Rewrite every line of the data below, substituting "Controller" for each occurrence of "Control block" and keeping everything else unchanged.

>> Start Input for this task

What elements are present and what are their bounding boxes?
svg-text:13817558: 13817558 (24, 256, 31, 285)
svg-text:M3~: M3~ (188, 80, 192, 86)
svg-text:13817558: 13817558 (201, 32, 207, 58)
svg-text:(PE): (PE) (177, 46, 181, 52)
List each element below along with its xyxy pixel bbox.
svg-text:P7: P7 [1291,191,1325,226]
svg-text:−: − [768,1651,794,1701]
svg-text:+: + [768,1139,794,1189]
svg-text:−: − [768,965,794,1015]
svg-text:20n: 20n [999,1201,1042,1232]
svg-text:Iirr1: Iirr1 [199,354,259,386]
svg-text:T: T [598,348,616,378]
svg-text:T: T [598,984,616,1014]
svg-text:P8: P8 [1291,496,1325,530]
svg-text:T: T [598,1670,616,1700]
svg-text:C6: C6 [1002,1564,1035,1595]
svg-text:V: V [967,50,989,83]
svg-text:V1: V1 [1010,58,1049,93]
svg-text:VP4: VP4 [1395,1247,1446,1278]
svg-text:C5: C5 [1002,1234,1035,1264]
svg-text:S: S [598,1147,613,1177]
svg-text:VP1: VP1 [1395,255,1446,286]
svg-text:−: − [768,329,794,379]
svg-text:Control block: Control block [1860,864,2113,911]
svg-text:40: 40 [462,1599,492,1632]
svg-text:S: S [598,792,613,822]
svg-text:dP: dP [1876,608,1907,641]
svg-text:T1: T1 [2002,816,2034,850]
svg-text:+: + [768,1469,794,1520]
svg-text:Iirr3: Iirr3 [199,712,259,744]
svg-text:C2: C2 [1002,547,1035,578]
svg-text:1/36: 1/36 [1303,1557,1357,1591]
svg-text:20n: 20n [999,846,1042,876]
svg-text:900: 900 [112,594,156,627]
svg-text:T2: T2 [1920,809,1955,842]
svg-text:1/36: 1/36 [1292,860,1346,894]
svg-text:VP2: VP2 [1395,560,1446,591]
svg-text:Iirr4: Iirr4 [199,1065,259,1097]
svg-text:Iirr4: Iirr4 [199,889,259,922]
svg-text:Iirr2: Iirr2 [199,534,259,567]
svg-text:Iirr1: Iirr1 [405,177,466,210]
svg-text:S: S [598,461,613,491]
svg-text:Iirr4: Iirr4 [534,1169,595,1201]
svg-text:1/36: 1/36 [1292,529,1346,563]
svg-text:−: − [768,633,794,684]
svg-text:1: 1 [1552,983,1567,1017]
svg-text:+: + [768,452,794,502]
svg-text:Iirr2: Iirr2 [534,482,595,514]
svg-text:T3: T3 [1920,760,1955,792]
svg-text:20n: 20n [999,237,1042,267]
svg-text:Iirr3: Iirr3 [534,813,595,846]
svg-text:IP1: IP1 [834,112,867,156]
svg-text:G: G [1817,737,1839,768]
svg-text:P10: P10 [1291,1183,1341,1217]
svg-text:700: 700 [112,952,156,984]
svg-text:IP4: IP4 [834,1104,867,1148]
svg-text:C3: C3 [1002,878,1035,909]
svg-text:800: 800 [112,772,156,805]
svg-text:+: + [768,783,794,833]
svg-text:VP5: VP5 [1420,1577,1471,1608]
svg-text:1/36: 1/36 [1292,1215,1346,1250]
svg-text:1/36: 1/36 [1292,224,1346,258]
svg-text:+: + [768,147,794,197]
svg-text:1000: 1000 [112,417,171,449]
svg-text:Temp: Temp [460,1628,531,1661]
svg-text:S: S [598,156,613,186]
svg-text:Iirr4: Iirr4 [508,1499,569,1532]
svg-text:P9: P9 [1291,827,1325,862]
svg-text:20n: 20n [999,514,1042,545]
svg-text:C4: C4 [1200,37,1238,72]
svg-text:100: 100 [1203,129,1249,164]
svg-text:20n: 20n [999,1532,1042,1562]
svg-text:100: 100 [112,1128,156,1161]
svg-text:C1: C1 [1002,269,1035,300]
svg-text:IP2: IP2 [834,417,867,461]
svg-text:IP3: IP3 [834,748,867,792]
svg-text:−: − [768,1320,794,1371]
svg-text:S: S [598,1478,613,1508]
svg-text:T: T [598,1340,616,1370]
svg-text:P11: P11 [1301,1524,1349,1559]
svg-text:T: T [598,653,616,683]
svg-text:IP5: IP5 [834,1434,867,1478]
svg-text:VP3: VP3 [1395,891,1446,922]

>> End Input for this task

Final result >>
What elements are present and what are their bounding boxes?
svg-text:13817558: 13817558 (24, 256, 31, 285)
svg-text:M3~: M3~ (188, 80, 192, 86)
svg-text:13817558: 13817558 (201, 32, 207, 58)
svg-text:(PE): (PE) (177, 46, 181, 52)
List each element below along with its xyxy pixel bbox.
svg-text:P7: P7 [1291,191,1325,226]
svg-text:−: − [768,1651,794,1701]
svg-text:+: + [768,1139,794,1189]
svg-text:−: − [768,965,794,1015]
svg-text:20n: 20n [999,1201,1042,1232]
svg-text:Iirr1: Iirr1 [199,354,259,386]
svg-text:T: T [598,348,616,378]
svg-text:T: T [598,984,616,1014]
svg-text:P8: P8 [1291,496,1325,530]
svg-text:T: T [598,1670,616,1700]
svg-text:C6: C6 [1002,1564,1035,1595]
svg-text:V: V [967,50,989,83]
svg-text:V1: V1 [1010,58,1049,93]
svg-text:VP4: VP4 [1395,1247,1446,1278]
svg-text:C5: C5 [1002,1234,1035,1264]
svg-text:S: S [598,1147,613,1177]
svg-text:VP1: VP1 [1395,255,1446,286]
svg-text:−: − [768,329,794,379]
svg-text:Controller: Controller [1860,864,2113,911]
svg-text:40: 40 [462,1599,492,1632]
svg-text:S: S [598,792,613,822]
svg-text:dP: dP [1876,608,1907,641]
svg-text:T1: T1 [2002,816,2034,850]
svg-text:+: + [768,1469,794,1520]
svg-text:Iirr3: Iirr3 [199,712,259,744]
svg-text:C2: C2 [1002,547,1035,578]
svg-text:1/36: 1/36 [1303,1557,1357,1591]
svg-text:20n: 20n [999,846,1042,876]
svg-text:900: 900 [112,594,156,627]
svg-text:T2: T2 [1920,809,1955,842]
svg-text:1/36: 1/36 [1292,860,1346,894]
svg-text:VP2: VP2 [1395,560,1446,591]
svg-text:Iirr4: Iirr4 [199,1065,259,1097]
svg-text:Iirr4: Iirr4 [199,889,259,922]
svg-text:Iirr2: Iirr2 [199,534,259,567]
svg-text:Iirr1: Iirr1 [405,177,466,210]
svg-text:S: S [598,461,613,491]
svg-text:Iirr4: Iirr4 [534,1169,595,1201]
svg-text:1/36: 1/36 [1292,529,1346,563]
svg-text:−: − [768,633,794,684]
svg-text:1: 1 [1552,983,1567,1017]
svg-text:+: + [768,452,794,502]
svg-text:Iirr2: Iirr2 [534,482,595,514]
svg-text:T3: T3 [1920,760,1955,792]
svg-text:20n: 20n [999,237,1042,267]
svg-text:Iirr3: Iirr3 [534,813,595,846]
svg-text:IP1: IP1 [834,112,867,156]
svg-text:G: G [1817,737,1839,768]
svg-text:P10: P10 [1291,1183,1341,1217]
svg-text:700: 700 [112,952,156,984]
svg-text:IP4: IP4 [834,1104,867,1148]
svg-text:C3: C3 [1002,878,1035,909]
svg-text:800: 800 [112,772,156,805]
svg-text:+: + [768,783,794,833]
svg-text:VP5: VP5 [1420,1577,1471,1608]
svg-text:1/36: 1/36 [1292,1215,1346,1250]
svg-text:1/36: 1/36 [1292,224,1346,258]
svg-text:+: + [768,147,794,197]
svg-text:1000: 1000 [112,417,171,449]
svg-text:Temp: Temp [460,1628,531,1661]
svg-text:S: S [598,156,613,186]
svg-text:Iirr4: Iirr4 [508,1499,569,1532]
svg-text:P9: P9 [1291,827,1325,862]
svg-text:20n: 20n [999,514,1042,545]
svg-text:C4: C4 [1200,37,1238,72]
svg-text:100: 100 [1203,129,1249,164]
svg-text:20n: 20n [999,1532,1042,1562]
svg-text:100: 100 [112,1128,156,1161]
svg-text:C1: C1 [1002,269,1035,300]
svg-text:IP2: IP2 [834,417,867,461]
svg-text:IP3: IP3 [834,748,867,792]
svg-text:−: − [768,1320,794,1371]
svg-text:S: S [598,1478,613,1508]
svg-text:T: T [598,1340,616,1370]
svg-text:P11: P11 [1301,1524,1349,1559]
svg-text:T: T [598,653,616,683]
svg-text:IP5: IP5 [834,1434,867,1478]
svg-text:VP3: VP3 [1395,891,1446,922]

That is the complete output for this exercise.